** start RECORDS SUPPLIED **

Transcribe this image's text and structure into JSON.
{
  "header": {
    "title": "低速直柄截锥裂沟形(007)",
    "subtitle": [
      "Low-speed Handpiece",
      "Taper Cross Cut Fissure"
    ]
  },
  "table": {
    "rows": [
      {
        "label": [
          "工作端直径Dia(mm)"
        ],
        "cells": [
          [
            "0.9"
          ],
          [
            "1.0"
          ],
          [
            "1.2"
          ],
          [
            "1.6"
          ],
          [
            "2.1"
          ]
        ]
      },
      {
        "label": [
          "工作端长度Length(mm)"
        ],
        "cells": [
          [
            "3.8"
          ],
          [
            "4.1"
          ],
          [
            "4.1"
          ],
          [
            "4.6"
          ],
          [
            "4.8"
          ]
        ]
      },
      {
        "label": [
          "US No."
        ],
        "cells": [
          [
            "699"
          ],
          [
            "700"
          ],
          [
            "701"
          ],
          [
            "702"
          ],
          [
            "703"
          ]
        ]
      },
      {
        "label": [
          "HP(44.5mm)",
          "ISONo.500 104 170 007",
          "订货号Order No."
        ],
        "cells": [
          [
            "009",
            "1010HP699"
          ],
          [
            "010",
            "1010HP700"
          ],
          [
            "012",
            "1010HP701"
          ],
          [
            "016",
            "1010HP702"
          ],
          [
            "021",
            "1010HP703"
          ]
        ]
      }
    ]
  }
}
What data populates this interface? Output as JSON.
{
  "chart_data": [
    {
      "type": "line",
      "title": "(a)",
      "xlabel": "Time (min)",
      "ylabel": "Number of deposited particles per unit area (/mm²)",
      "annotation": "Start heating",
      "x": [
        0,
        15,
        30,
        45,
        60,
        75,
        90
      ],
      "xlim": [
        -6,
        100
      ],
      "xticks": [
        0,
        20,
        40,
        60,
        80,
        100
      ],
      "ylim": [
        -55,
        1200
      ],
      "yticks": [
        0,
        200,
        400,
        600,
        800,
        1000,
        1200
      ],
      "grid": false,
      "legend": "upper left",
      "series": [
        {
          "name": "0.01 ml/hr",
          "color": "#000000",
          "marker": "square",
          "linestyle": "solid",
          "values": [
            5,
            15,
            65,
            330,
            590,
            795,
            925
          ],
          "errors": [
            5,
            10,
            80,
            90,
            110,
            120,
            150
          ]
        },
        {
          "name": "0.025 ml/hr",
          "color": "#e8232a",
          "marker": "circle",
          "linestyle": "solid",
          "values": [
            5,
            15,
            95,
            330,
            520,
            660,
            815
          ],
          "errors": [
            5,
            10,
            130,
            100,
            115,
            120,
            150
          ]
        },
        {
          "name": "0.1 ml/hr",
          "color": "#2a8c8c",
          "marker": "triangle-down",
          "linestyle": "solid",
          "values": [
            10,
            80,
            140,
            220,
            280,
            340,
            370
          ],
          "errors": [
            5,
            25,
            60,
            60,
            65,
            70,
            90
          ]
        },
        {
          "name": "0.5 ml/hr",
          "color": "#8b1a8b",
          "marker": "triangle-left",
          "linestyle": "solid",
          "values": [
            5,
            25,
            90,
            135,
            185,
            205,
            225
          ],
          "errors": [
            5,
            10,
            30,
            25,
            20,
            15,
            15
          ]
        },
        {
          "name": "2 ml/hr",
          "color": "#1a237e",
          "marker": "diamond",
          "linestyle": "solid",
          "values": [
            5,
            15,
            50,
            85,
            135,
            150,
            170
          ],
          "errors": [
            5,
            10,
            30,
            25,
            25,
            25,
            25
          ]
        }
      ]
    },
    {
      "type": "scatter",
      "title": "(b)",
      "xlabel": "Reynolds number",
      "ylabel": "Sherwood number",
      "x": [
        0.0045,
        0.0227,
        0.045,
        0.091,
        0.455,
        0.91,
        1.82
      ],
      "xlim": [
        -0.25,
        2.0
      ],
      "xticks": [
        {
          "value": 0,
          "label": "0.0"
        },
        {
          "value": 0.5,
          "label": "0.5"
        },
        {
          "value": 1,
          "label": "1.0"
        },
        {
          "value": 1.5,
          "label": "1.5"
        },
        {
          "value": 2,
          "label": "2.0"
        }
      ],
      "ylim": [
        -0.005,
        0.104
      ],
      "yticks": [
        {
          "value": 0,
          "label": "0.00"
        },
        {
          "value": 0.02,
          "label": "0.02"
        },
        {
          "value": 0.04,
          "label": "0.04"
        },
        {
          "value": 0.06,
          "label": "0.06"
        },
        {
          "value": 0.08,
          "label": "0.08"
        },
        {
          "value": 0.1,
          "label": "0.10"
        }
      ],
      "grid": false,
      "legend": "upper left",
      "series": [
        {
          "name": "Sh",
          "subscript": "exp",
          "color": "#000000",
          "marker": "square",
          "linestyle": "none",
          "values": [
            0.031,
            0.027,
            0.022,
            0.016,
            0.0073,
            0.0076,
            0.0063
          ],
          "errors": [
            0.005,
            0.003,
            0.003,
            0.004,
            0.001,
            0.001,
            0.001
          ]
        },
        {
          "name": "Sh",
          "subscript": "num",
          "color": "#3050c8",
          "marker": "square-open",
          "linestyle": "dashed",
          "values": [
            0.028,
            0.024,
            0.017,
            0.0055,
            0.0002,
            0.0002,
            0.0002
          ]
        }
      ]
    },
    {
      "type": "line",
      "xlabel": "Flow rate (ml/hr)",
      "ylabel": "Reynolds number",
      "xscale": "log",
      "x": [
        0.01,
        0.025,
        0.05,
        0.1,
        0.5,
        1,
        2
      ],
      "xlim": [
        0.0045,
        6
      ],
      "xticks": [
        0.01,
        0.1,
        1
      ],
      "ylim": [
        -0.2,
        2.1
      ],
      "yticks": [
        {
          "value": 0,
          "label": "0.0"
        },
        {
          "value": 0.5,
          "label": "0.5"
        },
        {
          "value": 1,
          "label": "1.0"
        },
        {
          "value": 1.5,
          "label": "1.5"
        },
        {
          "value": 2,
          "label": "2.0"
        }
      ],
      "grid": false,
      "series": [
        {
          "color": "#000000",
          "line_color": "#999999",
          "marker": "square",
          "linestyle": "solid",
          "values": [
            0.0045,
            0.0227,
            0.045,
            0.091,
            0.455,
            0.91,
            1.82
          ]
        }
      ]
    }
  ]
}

** end RECORDS SUPPLIED **

### TASK STATEMENT
Output each record exactly, leaving nothing out.

### THE ANSWER
Transcribe this image's text and structure into JSON.
{
  "header": {
    "title": "低速直柄截锥裂沟形(007)",
    "subtitle": [
      "Low-speed Handpiece",
      "Taper Cross Cut Fissure"
    ]
  },
  "table": {
    "rows": [
      {
        "label": [
          "工作端直径Dia(mm)"
        ],
        "cells": [
          [
            "0.9"
          ],
          [
            "1.0"
          ],
          [
            "1.2"
          ],
          [
            "1.6"
          ],
          [
            "2.1"
          ]
        ]
      },
      {
        "label": [
          "工作端长度Length(mm)"
        ],
        "cells": [
          [
            "3.8"
          ],
          [
            "4.1"
          ],
          [
            "4.1"
          ],
          [
            "4.6"
          ],
          [
            "4.8"
          ]
        ]
      },
      {
        "label": [
          "US No."
        ],
        "cells": [
          [
            "699"
          ],
          [
            "700"
          ],
          [
            "701"
          ],
          [
            "702"
          ],
          [
            "703"
          ]
        ]
      },
      {
        "label": [
          "HP(44.5mm)",
          "ISONo.500 104 170 007",
          "订货号Order No."
        ],
        "cells": [
          [
            "009",
            "1010HP699"
          ],
          [
            "010",
            "1010HP700"
          ],
          [
            "012",
            "1010HP701"
          ],
          [
            "016",
            "1010HP702"
          ],
          [
            "021",
            "1010HP703"
          ]
        ]
      }
    ]
  }
}
What data populates this interface? Output as JSON.
{
  "chart_data": [
    {
      "type": "line",
      "title": "(a)",
      "xlabel": "Time (min)",
      "ylabel": "Number of deposited particles per unit area (/mm²)",
      "annotation": "Start heating",
      "x": [
        0,
        15,
        30,
        45,
        60,
        75,
        90
      ],
      "xlim": [
        -6,
        100
      ],
      "xticks": [
        0,
        20,
        40,
        60,
        80,
        100
      ],
      "ylim": [
        -55,
        1200
      ],
      "yticks": [
        0,
        200,
        400,
        600,
        800,
        1000,
        1200
      ],
      "grid": false,
      "legend": "upper left",
      "series": [
        {
          "name": "0.01 ml/hr",
          "color": "#000000",
          "marker": "square",
          "linestyle": "solid",
          "values": [
            5,
            15,
            65,
            330,
            590,
            795,
            925
          ],
          "errors": [
            5,
            10,
            80,
            90,
            110,
            120,
            150
          ]
        },
        {
          "name": "0.025 ml/hr",
          "color": "#e8232a",
          "marker": "circle",
          "linestyle": "solid",
          "values": [
            5,
            15,
            95,
            330,
            520,
            660,
            815
          ],
          "errors": [
            5,
            10,
            130,
            100,
            115,
            120,
            150
          ]
        },
        {
          "name": "0.1 ml/hr",
          "color": "#2a8c8c",
          "marker": "triangle-down",
          "linestyle": "solid",
          "values": [
            10,
            80,
            140,
            220,
            280,
            340,
            370
          ],
          "errors": [
            5,
            25,
            60,
            60,
            65,
            70,
            90
          ]
        },
        {
          "name": "0.5 ml/hr",
          "color": "#8b1a8b",
          "marker": "triangle-left",
          "linestyle": "solid",
          "values": [
            5,
            25,
            90,
            135,
            185,
            205,
            225
          ],
          "errors": [
            5,
            10,
            30,
            25,
            20,
            15,
            15
          ]
        },
        {
          "name": "2 ml/hr",
          "color": "#1a237e",
          "marker": "diamond",
          "linestyle": "solid",
          "values": [
            5,
            15,
            50,
            85,
            135,
            150,
            170
          ],
          "errors": [
            5,
            10,
            30,
            25,
            25,
            25,
            25
          ]
        }
      ]
    },
    {
      "type": "scatter",
      "title": "(b)",
      "xlabel": "Reynolds number",
      "ylabel": "Sherwood number",
      "x": [
        0.0045,
        0.0227,
        0.045,
        0.091,
        0.455,
        0.91,
        1.82
      ],
      "xlim": [
        -0.25,
        2.0
      ],
      "xticks": [
        {
          "value": 0,
          "label": "0.0"
        },
        {
          "value": 0.5,
          "label": "0.5"
        },
        {
          "value": 1,
          "label": "1.0"
        },
        {
          "value": 1.5,
          "label": "1.5"
        },
        {
          "value": 2,
          "label": "2.0"
        }
      ],
      "ylim": [
        -0.005,
        0.104
      ],
      "yticks": [
        {
          "value": 0,
          "label": "0.00"
        },
        {
          "value": 0.02,
          "label": "0.02"
        },
        {
          "value": 0.04,
          "label": "0.04"
        },
        {
          "value": 0.06,
          "label": "0.06"
        },
        {
          "value": 0.08,
          "label": "0.08"
        },
        {
          "value": 0.1,
          "label": "0.10"
        }
      ],
      "grid": false,
      "legend": "upper left",
      "series": [
        {
          "name": "Sh",
          "subscript": "exp",
          "color": "#000000",
          "marker": "square",
          "linestyle": "none",
          "values": [
            0.031,
            0.027,
            0.022,
            0.016,
            0.0073,
            0.0076,
            0.0063
          ],
          "errors": [
            0.005,
            0.003,
            0.003,
            0.004,
            0.001,
            0.001,
            0.001
          ]
        },
        {
          "name": "Sh",
          "subscript": "num",
          "color": "#3050c8",
          "marker": "square-open",
          "linestyle": "dashed",
          "values": [
            0.028,
            0.024,
            0.017,
            0.0055,
            0.0002,
            0.0002,
            0.0002
          ]
        }
      ]
    },
    {
      "type": "line",
      "xlabel": "Flow rate (ml/hr)",
      "ylabel": "Reynolds number",
      "xscale": "log",
      "x": [
        0.01,
        0.025,
        0.05,
        0.1,
        0.5,
        1,
        2
      ],
      "xlim": [
        0.0045,
        6
      ],
      "xticks": [
        0.01,
        0.1,
        1
      ],
      "ylim": [
        -0.2,
        2.1
      ],
      "yticks": [
        {
          "value": 0,
          "label": "0.0"
        },
        {
          "value": 0.5,
          "label": "0.5"
        },
        {
          "value": 1,
          "label": "1.0"
        },
        {
          "value": 1.5,
          "label": "1.5"
        },
        {
          "value": 2,
          "label": "2.0"
        }
      ],
      "grid": false,
      "series": [
        {
          "color": "#000000",
          "line_color": "#999999",
          "marker": "square",
          "linestyle": "solid",
          "values": [
            0.0045,
            0.0227,
            0.045,
            0.091,
            0.455,
            0.91,
            1.82
          ]
        }
      ]
    }
  ]
}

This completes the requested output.